Set task -> Locate all lines with the word "Only" and copy them out.

Given records ->
____
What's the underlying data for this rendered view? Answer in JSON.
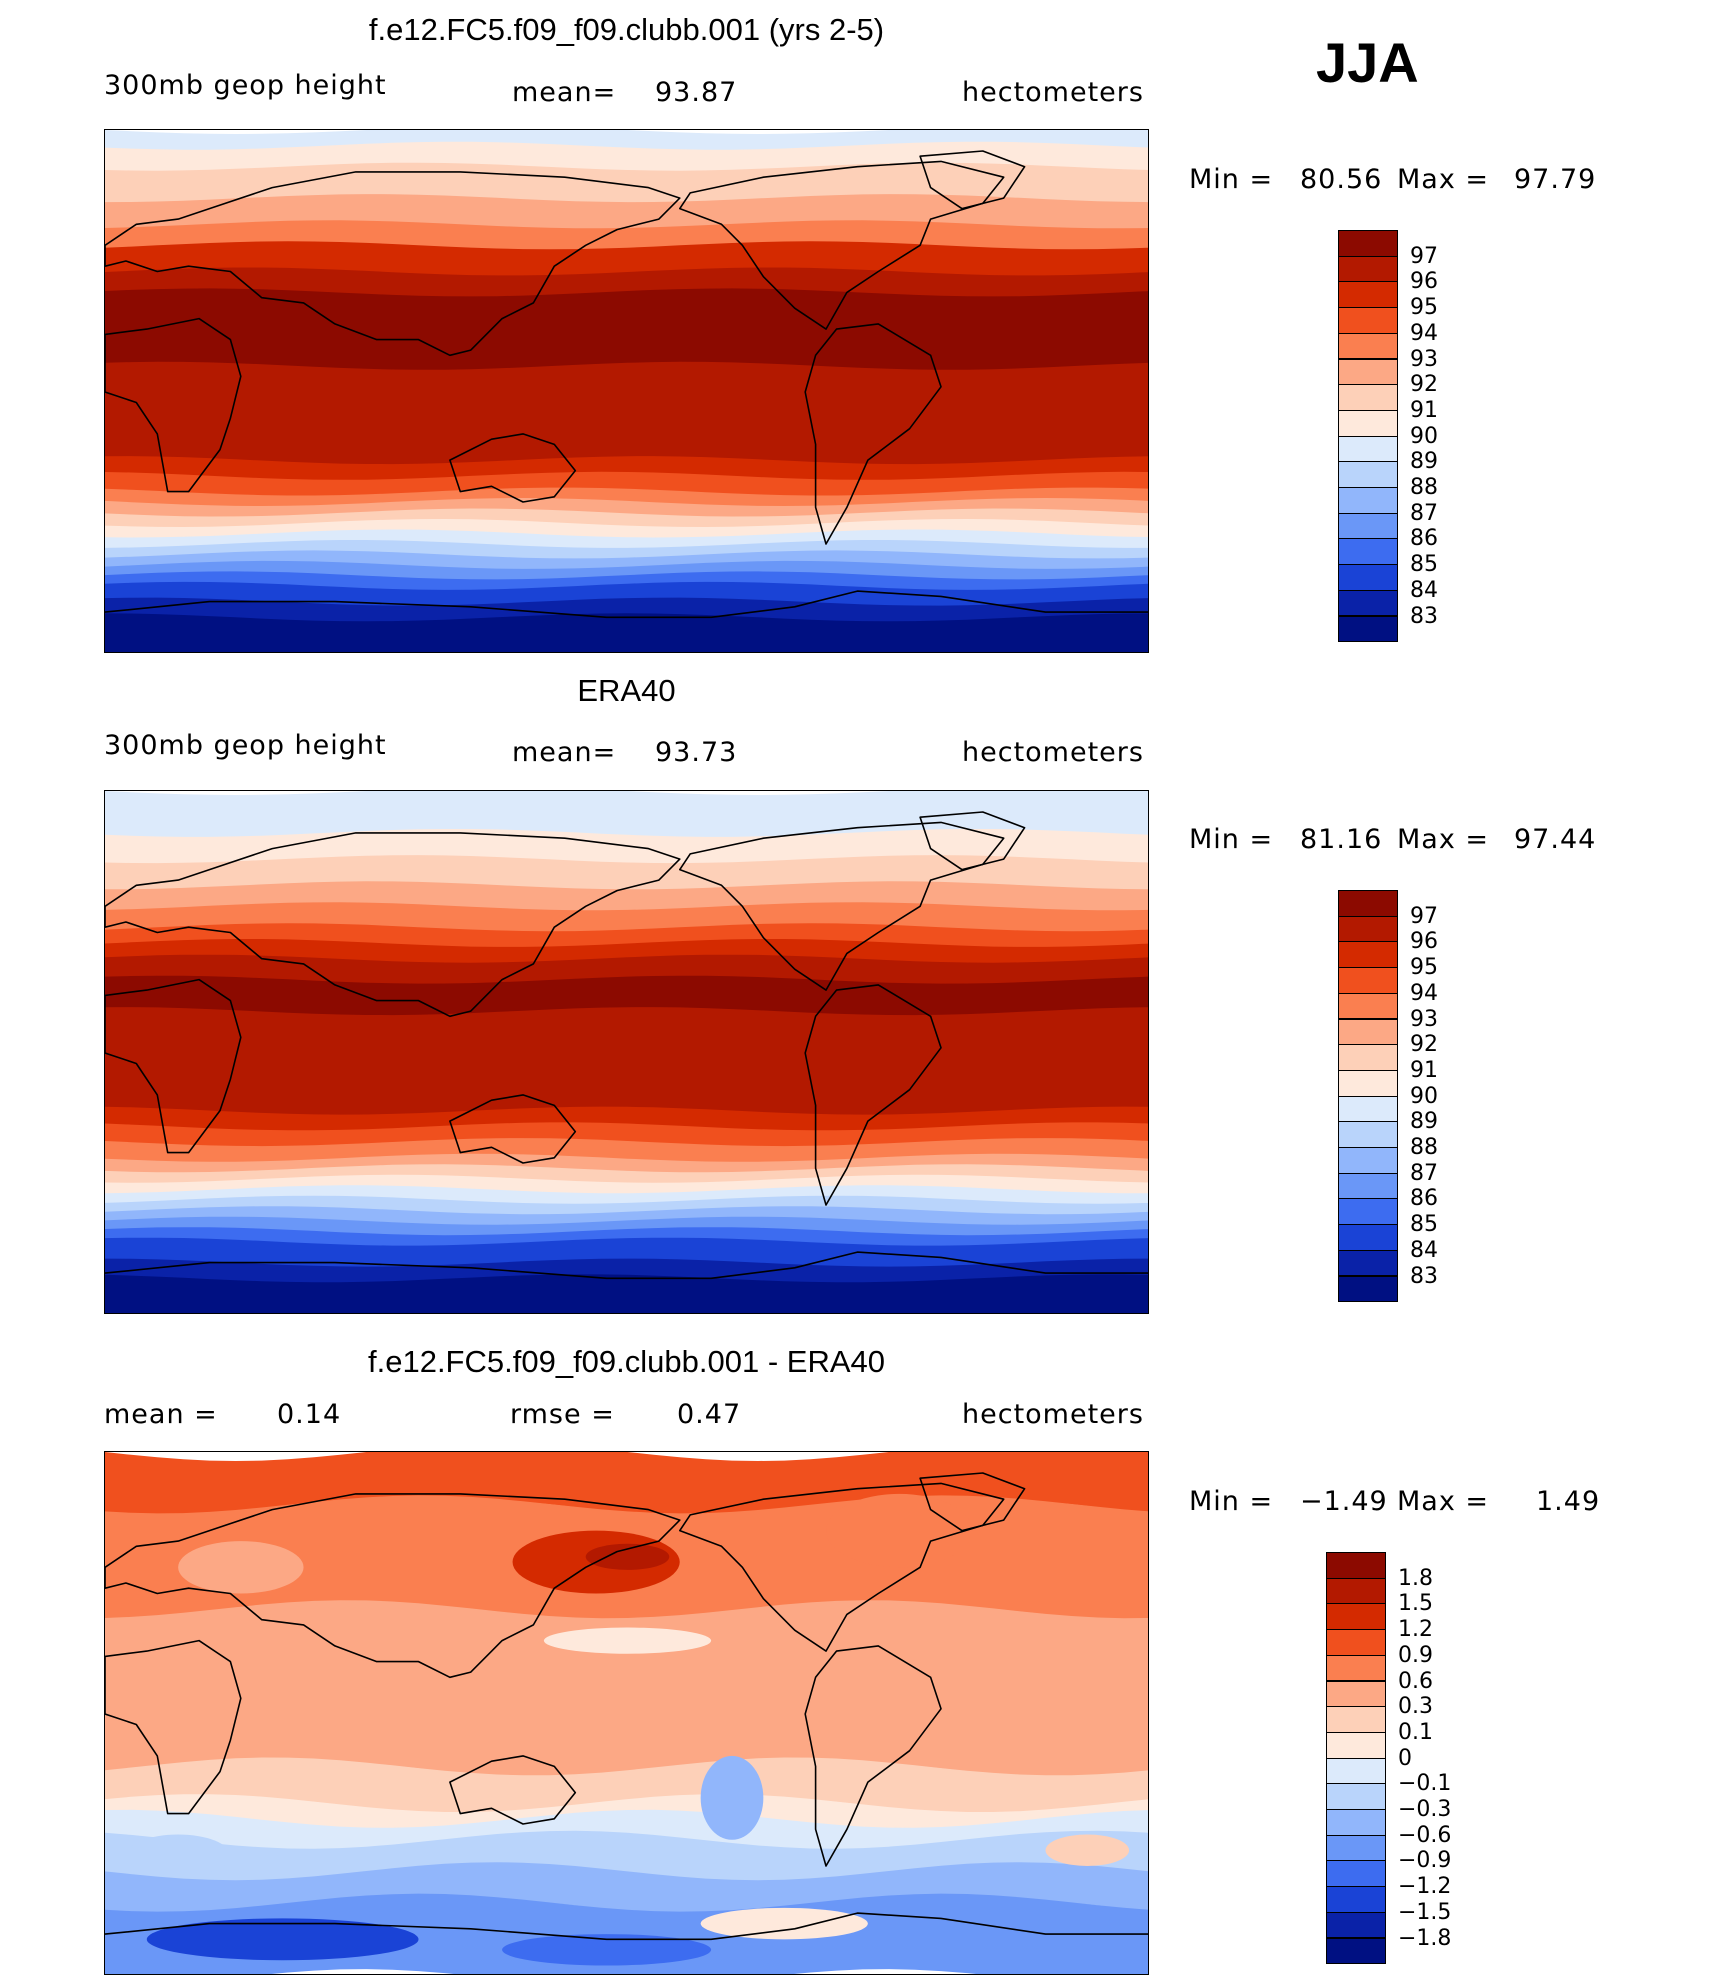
{
  "season": "JJA",
  "panels": [
    {
      "title": "f.e12.FC5.f09_f09.clubb.001 (yrs 2-5)",
      "left": "300mb  geop  height",
      "center_label": "mean=",
      "center_value": "93.87",
      "right": "hectometers",
      "min_label": "Min  =",
      "min_value": "80.56",
      "max_label": "Max  =",
      "max_value": "97.79"
    },
    {
      "title": "ERA40",
      "left": "300mb  geop  height",
      "center_label": "mean=",
      "center_value": "93.73",
      "right": "hectometers",
      "min_label": "Min  =",
      "min_value": "81.16",
      "max_label": "Max  =",
      "max_value": "97.44"
    },
    {
      "title": "f.e12.FC5.f09_f09.clubb.001 - ERA40",
      "left_label": "mean  =",
      "left_value": "0.14",
      "center_label": "rmse  =",
      "center_value": "0.47",
      "right": "hectometers",
      "min_label": "Min  =",
      "min_value": "−1.49",
      "max_label": "Max  =",
      "max_value": "1.49"
    }
  ],
  "legends": [
    {
      "labels": [
        "97",
        "96",
        "95",
        "94",
        "93",
        "92",
        "91",
        "90",
        "89",
        "88",
        "87",
        "86",
        "85",
        "84",
        "83"
      ],
      "colors": [
        "#8c0a00",
        "#b31900",
        "#d42a00",
        "#f0501e",
        "#fa7f50",
        "#fca885",
        "#fdd0b8",
        "#fee9dc",
        "#dceafb",
        "#b9d4fb",
        "#91b6fb",
        "#6a97f7",
        "#3d6cf0",
        "#1a43d6",
        "#0a22a8",
        "#001082"
      ]
    },
    {
      "labels": [
        "97",
        "96",
        "95",
        "94",
        "93",
        "92",
        "91",
        "90",
        "89",
        "88",
        "87",
        "86",
        "85",
        "84",
        "83"
      ],
      "colors": [
        "#8c0a00",
        "#b31900",
        "#d42a00",
        "#f0501e",
        "#fa7f50",
        "#fca885",
        "#fdd0b8",
        "#fee9dc",
        "#dceafb",
        "#b9d4fb",
        "#91b6fb",
        "#6a97f7",
        "#3d6cf0",
        "#1a43d6",
        "#0a22a8",
        "#001082"
      ]
    },
    {
      "labels": [
        "1.8",
        "1.5",
        "1.2",
        "0.9",
        "0.6",
        "0.3",
        "0.1",
        "0",
        "−0.1",
        "−0.3",
        "−0.6",
        "−0.9",
        "−1.2",
        "−1.5",
        "−1.8"
      ],
      "colors": [
        "#8c0a00",
        "#b31900",
        "#d42a00",
        "#f0501e",
        "#fa7f50",
        "#fca885",
        "#fdd0b8",
        "#fee9dc",
        "#dceafb",
        "#b9d4fb",
        "#91b6fb",
        "#6a97f7",
        "#3d6cf0",
        "#1a43d6",
        "#0a22a8",
        "#001082"
      ]
    }
  ],
  "map_fields": [
    {
      "type": "zonal-bands",
      "bands": [
        [
          0,
          0.03,
          "#dceafb"
        ],
        [
          0.03,
          0.07,
          "#fee9dc"
        ],
        [
          0.07,
          0.13,
          "#fdd0b8"
        ],
        [
          0.13,
          0.18,
          "#fca885"
        ],
        [
          0.18,
          0.22,
          "#fa7f50"
        ],
        [
          0.22,
          0.27,
          "#d42a00"
        ],
        [
          0.27,
          0.31,
          "#b31900"
        ],
        [
          0.31,
          0.45,
          "#8c0a00"
        ],
        [
          0.45,
          0.63,
          "#b31900"
        ],
        [
          0.63,
          0.66,
          "#d42a00"
        ],
        [
          0.66,
          0.69,
          "#f0501e"
        ],
        [
          0.69,
          0.71,
          "#fa7f50"
        ],
        [
          0.71,
          0.73,
          "#fca885"
        ],
        [
          0.73,
          0.75,
          "#fdd0b8"
        ],
        [
          0.75,
          0.77,
          "#fee9dc"
        ],
        [
          0.77,
          0.79,
          "#dceafb"
        ],
        [
          0.79,
          0.81,
          "#b9d4fb"
        ],
        [
          0.81,
          0.83,
          "#91b6fb"
        ],
        [
          0.83,
          0.85,
          "#6a97f7"
        ],
        [
          0.85,
          0.87,
          "#3d6cf0"
        ],
        [
          0.87,
          0.9,
          "#1a43d6"
        ],
        [
          0.9,
          0.93,
          "#0a22a8"
        ],
        [
          0.93,
          1.0,
          "#001082"
        ]
      ]
    },
    {
      "type": "zonal-bands",
      "bands": [
        [
          0,
          0.08,
          "#dceafb"
        ],
        [
          0.08,
          0.13,
          "#fee9dc"
        ],
        [
          0.13,
          0.18,
          "#fdd0b8"
        ],
        [
          0.18,
          0.22,
          "#fca885"
        ],
        [
          0.22,
          0.26,
          "#fa7f50"
        ],
        [
          0.26,
          0.29,
          "#f0501e"
        ],
        [
          0.29,
          0.32,
          "#d42a00"
        ],
        [
          0.32,
          0.36,
          "#b31900"
        ],
        [
          0.36,
          0.42,
          "#8c0a00"
        ],
        [
          0.42,
          0.61,
          "#b31900"
        ],
        [
          0.61,
          0.64,
          "#d42a00"
        ],
        [
          0.64,
          0.67,
          "#f0501e"
        ],
        [
          0.67,
          0.7,
          "#fa7f50"
        ],
        [
          0.7,
          0.72,
          "#fca885"
        ],
        [
          0.72,
          0.74,
          "#fdd0b8"
        ],
        [
          0.74,
          0.76,
          "#fee9dc"
        ],
        [
          0.76,
          0.78,
          "#dceafb"
        ],
        [
          0.78,
          0.8,
          "#b9d4fb"
        ],
        [
          0.8,
          0.82,
          "#91b6fb"
        ],
        [
          0.82,
          0.84,
          "#6a97f7"
        ],
        [
          0.84,
          0.86,
          "#3d6cf0"
        ],
        [
          0.86,
          0.9,
          "#1a43d6"
        ],
        [
          0.9,
          0.93,
          "#0a22a8"
        ],
        [
          0.93,
          1.0,
          "#001082"
        ]
      ]
    },
    {
      "type": "diff",
      "bands": [
        [
          0,
          0.1,
          "#f0501e"
        ],
        [
          0.1,
          0.3,
          "#fa7f50"
        ],
        [
          0.3,
          0.6,
          "#fca885"
        ],
        [
          0.6,
          0.67,
          "#fdd0b8"
        ],
        [
          0.67,
          0.7,
          "#fee9dc"
        ],
        [
          0.7,
          0.74,
          "#dceafb"
        ],
        [
          0.74,
          0.8,
          "#b9d4fb"
        ],
        [
          0.8,
          0.86,
          "#91b6fb"
        ],
        [
          0.86,
          1.0,
          "#6a97f7"
        ]
      ]
    }
  ]
}
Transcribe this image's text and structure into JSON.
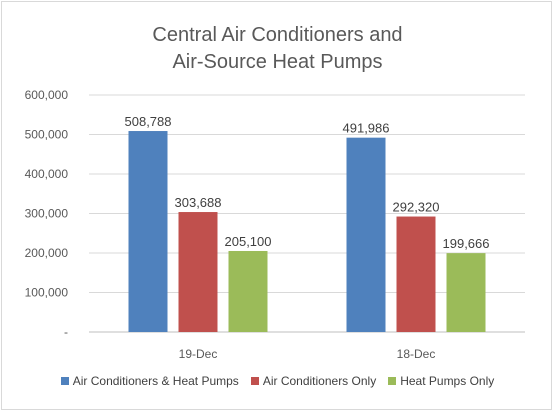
{
  "chart_data": {
    "type": "bar",
    "title_lines": [
      "Central Air Conditioners and",
      "Air-Source Heat Pumps"
    ],
    "categories": [
      "19-Dec",
      "18-Dec"
    ],
    "series": [
      {
        "name": "Air Conditioners & Heat Pumps",
        "values": [
          508788,
          491986
        ],
        "labels": [
          "508,788",
          "491,986"
        ],
        "color": "#4f81bd"
      },
      {
        "name": "Air Conditioners Only",
        "values": [
          303688,
          292320
        ],
        "labels": [
          "303,688",
          "292,320"
        ],
        "color": "#c0504d"
      },
      {
        "name": "Heat Pumps Only",
        "values": [
          205100,
          199666
        ],
        "labels": [
          "205,100",
          "199,666"
        ],
        "color": "#9bbb59"
      }
    ],
    "y_ticks": [
      "-",
      "100,000",
      "200,000",
      "300,000",
      "400,000",
      "500,000",
      "600,000"
    ],
    "ylim": [
      0,
      600000
    ],
    "grid": true,
    "legend_position": "bottom"
  }
}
____
Exercise answer ->
        "name": "Air Conditioners Only",
        "name": "Heat Pumps Only",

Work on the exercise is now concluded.